Activity: List each line of the data in which the string "下列说法正确的是" appears.

═════ Supplied data ═════

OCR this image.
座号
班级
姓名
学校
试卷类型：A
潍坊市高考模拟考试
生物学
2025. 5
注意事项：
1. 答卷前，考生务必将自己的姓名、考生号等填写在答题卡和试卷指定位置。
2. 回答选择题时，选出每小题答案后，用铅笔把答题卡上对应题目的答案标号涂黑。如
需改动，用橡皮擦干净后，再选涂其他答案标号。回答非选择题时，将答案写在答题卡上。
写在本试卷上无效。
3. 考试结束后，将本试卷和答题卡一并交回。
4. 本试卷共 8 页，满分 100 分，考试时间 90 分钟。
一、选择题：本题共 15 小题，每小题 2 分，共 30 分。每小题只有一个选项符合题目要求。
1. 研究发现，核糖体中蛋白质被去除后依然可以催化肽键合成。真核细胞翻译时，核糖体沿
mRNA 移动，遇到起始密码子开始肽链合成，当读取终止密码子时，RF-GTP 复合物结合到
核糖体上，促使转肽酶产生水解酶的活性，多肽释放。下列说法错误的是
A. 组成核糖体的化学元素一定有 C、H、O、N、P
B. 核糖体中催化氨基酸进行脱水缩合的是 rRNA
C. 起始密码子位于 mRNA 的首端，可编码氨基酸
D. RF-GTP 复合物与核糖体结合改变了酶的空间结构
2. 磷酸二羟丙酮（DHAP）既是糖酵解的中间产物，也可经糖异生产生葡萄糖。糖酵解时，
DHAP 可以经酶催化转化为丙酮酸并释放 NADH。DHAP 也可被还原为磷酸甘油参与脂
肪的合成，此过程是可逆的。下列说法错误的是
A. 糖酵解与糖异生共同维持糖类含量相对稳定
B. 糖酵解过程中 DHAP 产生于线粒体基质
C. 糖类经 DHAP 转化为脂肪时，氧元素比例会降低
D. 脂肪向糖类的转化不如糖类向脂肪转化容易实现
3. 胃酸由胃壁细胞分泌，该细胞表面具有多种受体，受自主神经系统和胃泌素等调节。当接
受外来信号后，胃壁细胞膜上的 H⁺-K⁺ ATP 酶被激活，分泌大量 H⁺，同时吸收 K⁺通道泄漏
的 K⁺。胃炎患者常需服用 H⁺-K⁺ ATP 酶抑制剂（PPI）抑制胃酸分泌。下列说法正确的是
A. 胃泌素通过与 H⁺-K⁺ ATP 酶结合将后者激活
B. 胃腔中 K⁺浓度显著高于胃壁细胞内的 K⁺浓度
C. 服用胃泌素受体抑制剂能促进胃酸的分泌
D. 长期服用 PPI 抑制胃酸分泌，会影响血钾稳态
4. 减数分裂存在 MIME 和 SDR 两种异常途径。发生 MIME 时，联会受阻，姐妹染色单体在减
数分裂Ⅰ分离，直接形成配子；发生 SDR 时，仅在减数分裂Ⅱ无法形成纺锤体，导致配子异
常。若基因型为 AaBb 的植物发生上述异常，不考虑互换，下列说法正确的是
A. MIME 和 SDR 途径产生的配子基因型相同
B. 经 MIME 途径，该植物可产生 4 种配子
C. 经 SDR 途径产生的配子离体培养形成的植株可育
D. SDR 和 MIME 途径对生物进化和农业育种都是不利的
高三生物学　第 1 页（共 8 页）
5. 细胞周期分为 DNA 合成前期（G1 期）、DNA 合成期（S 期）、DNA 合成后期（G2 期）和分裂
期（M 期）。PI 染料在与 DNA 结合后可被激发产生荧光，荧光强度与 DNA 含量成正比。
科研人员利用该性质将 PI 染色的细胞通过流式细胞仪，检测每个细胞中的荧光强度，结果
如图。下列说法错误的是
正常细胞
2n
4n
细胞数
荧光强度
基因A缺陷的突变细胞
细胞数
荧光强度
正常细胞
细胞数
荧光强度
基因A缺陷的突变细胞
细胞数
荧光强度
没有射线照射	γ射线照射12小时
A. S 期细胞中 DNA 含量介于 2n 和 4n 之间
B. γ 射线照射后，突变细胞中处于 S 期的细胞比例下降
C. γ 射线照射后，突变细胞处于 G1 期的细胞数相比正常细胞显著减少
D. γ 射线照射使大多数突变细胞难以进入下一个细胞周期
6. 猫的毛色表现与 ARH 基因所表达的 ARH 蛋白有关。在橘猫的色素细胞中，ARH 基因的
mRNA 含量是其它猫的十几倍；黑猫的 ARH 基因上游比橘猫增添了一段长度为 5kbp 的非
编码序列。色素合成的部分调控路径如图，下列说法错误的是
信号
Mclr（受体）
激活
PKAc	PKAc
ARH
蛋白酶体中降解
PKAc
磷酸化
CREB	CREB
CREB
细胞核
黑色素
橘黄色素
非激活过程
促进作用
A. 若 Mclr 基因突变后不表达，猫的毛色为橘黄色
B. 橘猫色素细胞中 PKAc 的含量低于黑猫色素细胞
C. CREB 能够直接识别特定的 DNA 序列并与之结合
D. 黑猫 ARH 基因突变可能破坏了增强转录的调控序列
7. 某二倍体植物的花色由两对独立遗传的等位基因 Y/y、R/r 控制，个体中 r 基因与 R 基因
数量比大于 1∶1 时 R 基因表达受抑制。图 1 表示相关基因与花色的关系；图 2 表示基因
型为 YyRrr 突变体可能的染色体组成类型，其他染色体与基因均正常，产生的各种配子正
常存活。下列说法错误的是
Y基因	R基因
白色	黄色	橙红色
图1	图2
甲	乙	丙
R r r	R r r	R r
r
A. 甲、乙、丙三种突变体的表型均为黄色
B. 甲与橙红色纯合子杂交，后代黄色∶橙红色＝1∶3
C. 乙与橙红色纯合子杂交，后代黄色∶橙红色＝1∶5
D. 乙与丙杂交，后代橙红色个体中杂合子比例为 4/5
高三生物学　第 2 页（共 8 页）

═════

Your response:
的 K⁺。胃炎患者常需服用 H⁺-K⁺ ATP 酶抑制剂（PPI）抑制胃酸分泌。下列说法正确的是
常。若基因型为 AaBb 的植物发生上述异常，不考虑互换，下列说法正确的是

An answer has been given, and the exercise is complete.